* [GOAL]: Retype all material exactly. Pictures stay out of the copy.

--- START OF EXCERPTED DATA ---

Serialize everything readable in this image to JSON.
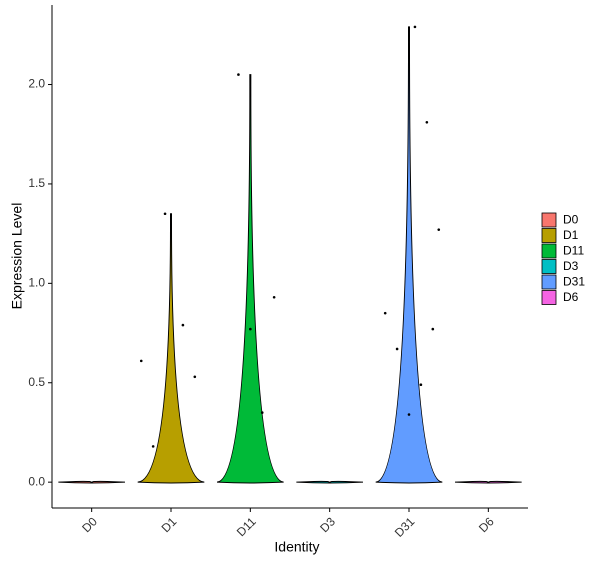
{
  "chart_data": {
    "type": "violin",
    "x_label": "Identity",
    "y_label": "Expression Level",
    "categories": [
      "D0",
      "D1",
      "D11",
      "D3",
      "D31",
      "D6"
    ],
    "colors": [
      "#F8766D",
      "#B79F00",
      "#00BA38",
      "#00BFC4",
      "#619CFF",
      "#F564E3"
    ],
    "values": [
      0,
      1.35,
      2.05,
      0,
      2.29,
      0
    ],
    "points": [
      [],
      [
        0.79,
        0.53,
        0.61,
        0.18,
        1.35
      ],
      [
        2.05,
        0.77,
        0.35,
        0.93
      ],
      [],
      [
        2.29,
        1.81,
        1.27,
        0.85,
        0.67,
        0.34,
        0.49,
        0.77
      ],
      []
    ],
    "ylim": [
      -0.13,
      2.4
    ],
    "yticks": [
      {
        "value": 0,
        "label": "0.0"
      },
      0.5,
      {
        "value": 1,
        "label": "1.0"
      },
      1.5,
      {
        "value": 2,
        "label": "2.0"
      }
    ],
    "legend": "right"
  }
}
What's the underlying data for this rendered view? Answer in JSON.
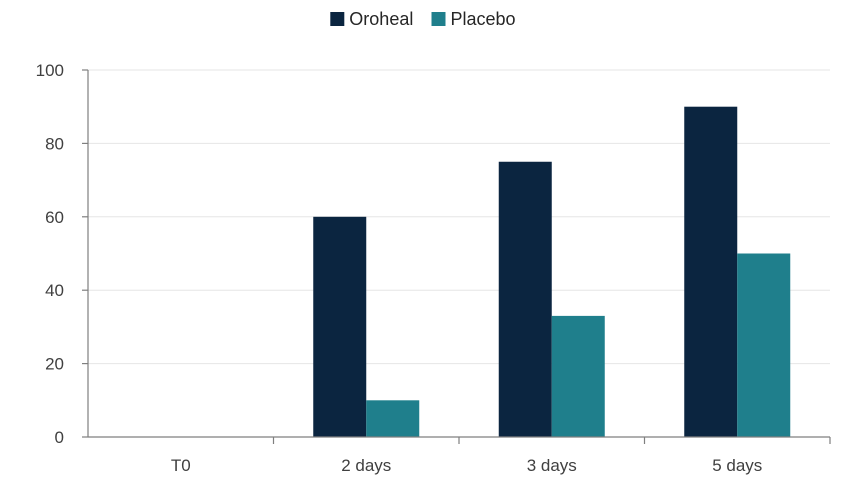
{
  "chart_data": {
    "type": "bar",
    "categories": [
      "T0",
      "2 days",
      "3 days",
      "5 days"
    ],
    "series": [
      {
        "name": "Oroheal",
        "color": "#0b2540",
        "values": [
          0,
          60,
          75,
          90
        ]
      },
      {
        "name": "Placebo",
        "color": "#1f7f8c",
        "values": [
          0,
          10,
          33,
          50
        ]
      }
    ],
    "yticks": [
      0,
      20,
      40,
      60,
      80,
      100
    ],
    "ylim": [
      0,
      100
    ],
    "grid": true,
    "legend_position": "top-center"
  }
}
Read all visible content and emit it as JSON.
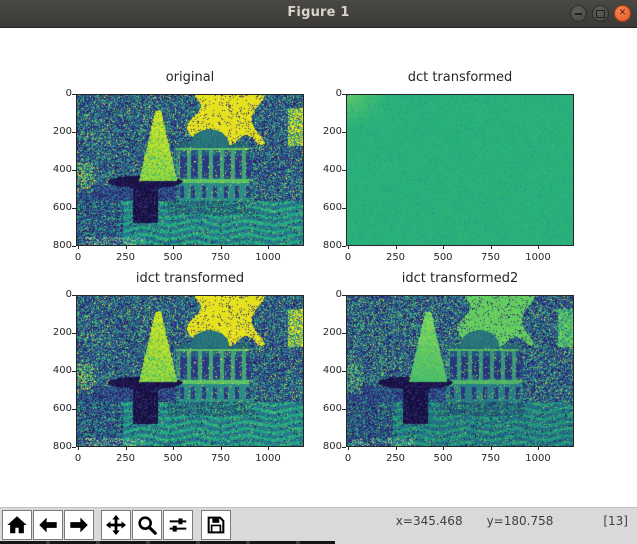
{
  "window": {
    "title": "Figure 1",
    "controls": [
      {
        "icon": "minimize"
      },
      {
        "icon": "maximize"
      },
      {
        "icon": "close"
      }
    ]
  },
  "colors": {
    "titlebar_bg": "#3e3d39",
    "close_button": "#e95420",
    "figure_bg": "#ffffff",
    "toolbar_bg": "#d9d9d9",
    "dct_green": "#2ab07a",
    "viridis_yellow": "#fde725",
    "viridis_teal": "#21918c",
    "viridis_dark": "#3b528b"
  },
  "chart_data": [
    {
      "type": "heatmap",
      "title": "original",
      "colormap": "viridis",
      "x_ticks": [
        0,
        250,
        500,
        750,
        1000
      ],
      "y_ticks": [
        0,
        200,
        400,
        600,
        800
      ],
      "x_range": [
        0,
        1200
      ],
      "y_range": [
        810,
        0
      ],
      "scene": "park fountain with bright spray jet in front of a columned mansion, dark trees on both sides, bright yellow sky patch"
    },
    {
      "type": "heatmap",
      "title": "dct transformed",
      "colormap": "viridis",
      "x_ticks": [
        0,
        250,
        500,
        750,
        1000
      ],
      "y_ticks": [
        0,
        200,
        400,
        600,
        800
      ],
      "x_range": [
        0,
        1200
      ],
      "y_range": [
        810,
        0
      ],
      "scene": "near-uniform mid-green noise field, slightly brighter toward the top-left corner"
    },
    {
      "type": "heatmap",
      "title": "idct transformed",
      "colormap": "viridis",
      "x_ticks": [
        0,
        250,
        500,
        750,
        1000
      ],
      "y_ticks": [
        0,
        200,
        400,
        600,
        800
      ],
      "x_range": [
        0,
        1200
      ],
      "y_range": [
        810,
        0
      ],
      "scene": "reconstruction visually identical to the original"
    },
    {
      "type": "heatmap",
      "title": "idct transformed2",
      "colormap": "viridis",
      "x_ticks": [
        0,
        250,
        500,
        750,
        1000
      ],
      "y_ticks": [
        0,
        200,
        400,
        600,
        800
      ],
      "x_range": [
        0,
        1200
      ],
      "y_range": [
        810,
        0
      ],
      "scene": "reconstruction with green sky and bluer, dimmer tones, fewer yellow highlights"
    }
  ],
  "toolbar": {
    "buttons": [
      {
        "icon": "home"
      },
      {
        "icon": "back"
      },
      {
        "icon": "forward"
      },
      {
        "icon": "pan"
      },
      {
        "icon": "zoom"
      },
      {
        "icon": "configure-subplots"
      },
      {
        "icon": "save"
      }
    ],
    "status": {
      "cursor_x": "x=345.468",
      "cursor_y": "y=180.758",
      "pixel_value": "[13]"
    }
  }
}
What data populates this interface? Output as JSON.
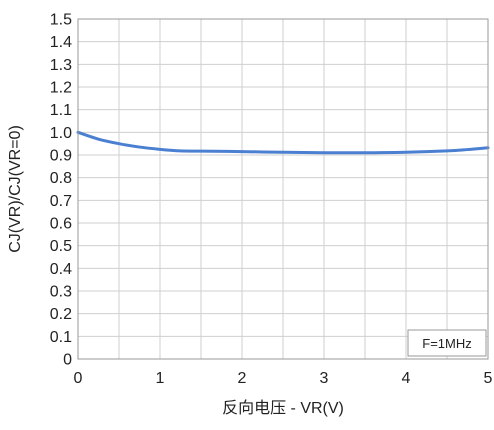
{
  "chart_data": {
    "type": "line",
    "title": "",
    "xlabel": "反向电压 - VR(V)",
    "ylabel": "CJ(VR)/CJ(VR=0)",
    "xlim": [
      0,
      5
    ],
    "ylim": [
      0,
      1.5
    ],
    "x_ticks": [
      0,
      1,
      2,
      3,
      4,
      5
    ],
    "x_tick_labels": [
      "0",
      "1",
      "2",
      "3",
      "4",
      "5"
    ],
    "y_ticks": [
      0,
      0.1,
      0.2,
      0.3,
      0.4,
      0.5,
      0.6,
      0.7,
      0.8,
      0.9,
      1.0,
      1.1,
      1.2,
      1.3,
      1.4,
      1.5
    ],
    "y_tick_labels": [
      "0",
      "0.1",
      "0.2",
      "0.3",
      "0.4",
      "0.5",
      "0.6",
      "0.7",
      "0.8",
      "0.9",
      "1.0",
      "1.1",
      "1.2",
      "1.3",
      "1.4",
      "1.5"
    ],
    "x_minor_step": 0.5,
    "grid": true,
    "legend": "none",
    "annotation": "F=1MHz",
    "series": [
      {
        "color": "#4a7fd1",
        "x": [
          0,
          0.25,
          0.5,
          0.75,
          1.0,
          1.25,
          1.5,
          2.0,
          2.5,
          3.0,
          3.5,
          4.0,
          4.5,
          4.75,
          5.0
        ],
        "y": [
          1.0,
          0.97,
          0.95,
          0.935,
          0.925,
          0.918,
          0.917,
          0.915,
          0.912,
          0.91,
          0.91,
          0.912,
          0.918,
          0.924,
          0.932
        ]
      }
    ]
  }
}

--- END OF EXCERPTED DATA ---

* [TASK OUTPUT]:
Serialize everything readable in this image to JSON.
{
  "chart_data": {
    "type": "violin",
    "x_label": "Identity",
    "y_label": "Expression Level",
    "categories": [
      "D0",
      "D1",
      "D11",
      "D3",
      "D31",
      "D6"
    ],
    "colors": [
      "#F8766D",
      "#B79F00",
      "#00BA38",
      "#00BFC4",
      "#619CFF",
      "#F564E3"
    ],
    "values": [
      0,
      1.35,
      2.05,
      0,
      2.29,
      0
    ],
    "points": [
      [],
      [
        0.79,
        0.53,
        0.61,
        0.18,
        1.35
      ],
      [
        2.05,
        0.77,
        0.35,
        0.93
      ],
      [],
      [
        2.29,
        1.81,
        1.27,
        0.85,
        0.67,
        0.34,
        0.49,
        0.77
      ],
      []
    ],
    "ylim": [
      -0.13,
      2.4
    ],
    "yticks": [
      {
        "value": 0,
        "label": "0.0"
      },
      0.5,
      {
        "value": 1,
        "label": "1.0"
      },
      1.5,
      {
        "value": 2,
        "label": "2.0"
      }
    ],
    "legend": "right"
  }
}
What's the underlying data for this rendered view? Answer in JSON.
{
  "chart_data": {
    "type": "bar",
    "categories": [
      "T0",
      "2 days",
      "3 days",
      "5 days"
    ],
    "series": [
      {
        "name": "Oroheal",
        "color": "#0b2540",
        "values": [
          0,
          60,
          75,
          90
        ]
      },
      {
        "name": "Placebo",
        "color": "#1f7f8c",
        "values": [
          0,
          10,
          33,
          50
        ]
      }
    ],
    "yticks": [
      0,
      20,
      40,
      60,
      80,
      100
    ],
    "ylim": [
      0,
      100
    ],
    "grid": true,
    "legend_position": "top-center"
  }
}
Read all visible content and emit it as JSON.
{
  "window": {
    "title": "Figure 1",
    "controls": [
      {
        "icon": "minimize"
      },
      {
        "icon": "maximize"
      },
      {
        "icon": "close"
      }
    ]
  },
  "colors": {
    "titlebar_bg": "#3e3d39",
    "close_button": "#e95420",
    "figure_bg": "#ffffff",
    "toolbar_bg": "#d9d9d9",
    "dct_green": "#2ab07a",
    "viridis_yellow": "#fde725",
    "viridis_teal": "#21918c",
    "viridis_dark": "#3b528b"
  },
  "chart_data": [
    {
      "type": "heatmap",
      "title": "original",
      "colormap": "viridis",
      "x_ticks": [
        0,
        250,
        500,
        750,
        1000
      ],
      "y_ticks": [
        0,
        200,
        400,
        600,
        800
      ],
      "x_range": [
        0,
        1200
      ],
      "y_range": [
        810,
        0
      ],
      "scene": "park fountain with bright spray jet in front of a columned mansion, dark trees on both sides, bright yellow sky patch"
    },
    {
      "type": "heatmap",
      "title": "dct transformed",
      "colormap": "viridis",
      "x_ticks": [
        0,
        250,
        500,
        750,
        1000
      ],
      "y_ticks": [
        0,
        200,
        400,
        600,
        800
      ],
      "x_range": [
        0,
        1200
      ],
      "y_range": [
        810,
        0
      ],
      "scene": "near-uniform mid-green noise field, slightly brighter toward the top-left corner"
    },
    {
      "type": "heatmap",
      "title": "idct transformed",
      "colormap": "viridis",
      "x_ticks": [
        0,
        250,
        500,
        750,
        1000
      ],
      "y_ticks": [
        0,
        200,
        400,
        600,
        800
      ],
      "x_range": [
        0,
        1200
      ],
      "y_range": [
        810,
        0
      ],
      "scene": "reconstruction visually identical to the original"
    },
    {
      "type": "heatmap",
      "title": "idct transformed2",
      "colormap": "viridis",
      "x_ticks": [
        0,
        250,
        500,
        750,
        1000
      ],
      "y_ticks": [
        0,
        200,
        400,
        600,
        800
      ],
      "x_range": [
        0,
        1200
      ],
      "y_range": [
        810,
        0
      ],
      "scene": "reconstruction with green sky and bluer, dimmer tones, fewer yellow highlights"
    }
  ],
  "toolbar": {
    "buttons": [
      {
        "icon": "home"
      },
      {
        "icon": "back"
      },
      {
        "icon": "forward"
      },
      {
        "icon": "pan"
      },
      {
        "icon": "zoom"
      },
      {
        "icon": "configure-subplots"
      },
      {
        "icon": "save"
      }
    ],
    "status": {
      "cursor_x": "x=345.468",
      "cursor_y": "y=180.758",
      "pixel_value": "[13]"
    }
  }
}
What data populates this interface? Output as JSON.
{
  "chart_data": {
    "type": "line",
    "title": "",
    "xlabel": "反向电压 - VR(V)",
    "ylabel": "CJ(VR)/CJ(VR=0)",
    "xlim": [
      0,
      5
    ],
    "ylim": [
      0,
      1.5
    ],
    "x_ticks": [
      0,
      1,
      2,
      3,
      4,
      5
    ],
    "x_tick_labels": [
      "0",
      "1",
      "2",
      "3",
      "4",
      "5"
    ],
    "y_ticks": [
      0,
      0.1,
      0.2,
      0.3,
      0.4,
      0.5,
      0.6,
      0.7,
      0.8,
      0.9,
      1.0,
      1.1,
      1.2,
      1.3,
      1.4,
      1.5
    ],
    "y_tick_labels": [
      "0",
      "0.1",
      "0.2",
      "0.3",
      "0.4",
      "0.5",
      "0.6",
      "0.7",
      "0.8",
      "0.9",
      "1.0",
      "1.1",
      "1.2",
      "1.3",
      "1.4",
      "1.5"
    ],
    "x_minor_step": 0.5,
    "grid": true,
    "legend": "none",
    "annotation": "F=1MHz",
    "series": [
      {
        "color": "#4a7fd1",
        "x": [
          0,
          0.25,
          0.5,
          0.75,
          1.0,
          1.25,
          1.5,
          2.0,
          2.5,
          3.0,
          3.5,
          4.0,
          4.5,
          4.75,
          5.0
        ],
        "y": [
          1.0,
          0.97,
          0.95,
          0.935,
          0.925,
          0.918,
          0.917,
          0.915,
          0.912,
          0.91,
          0.91,
          0.912,
          0.918,
          0.924,
          0.932
        ]
      }
    ]
  }
}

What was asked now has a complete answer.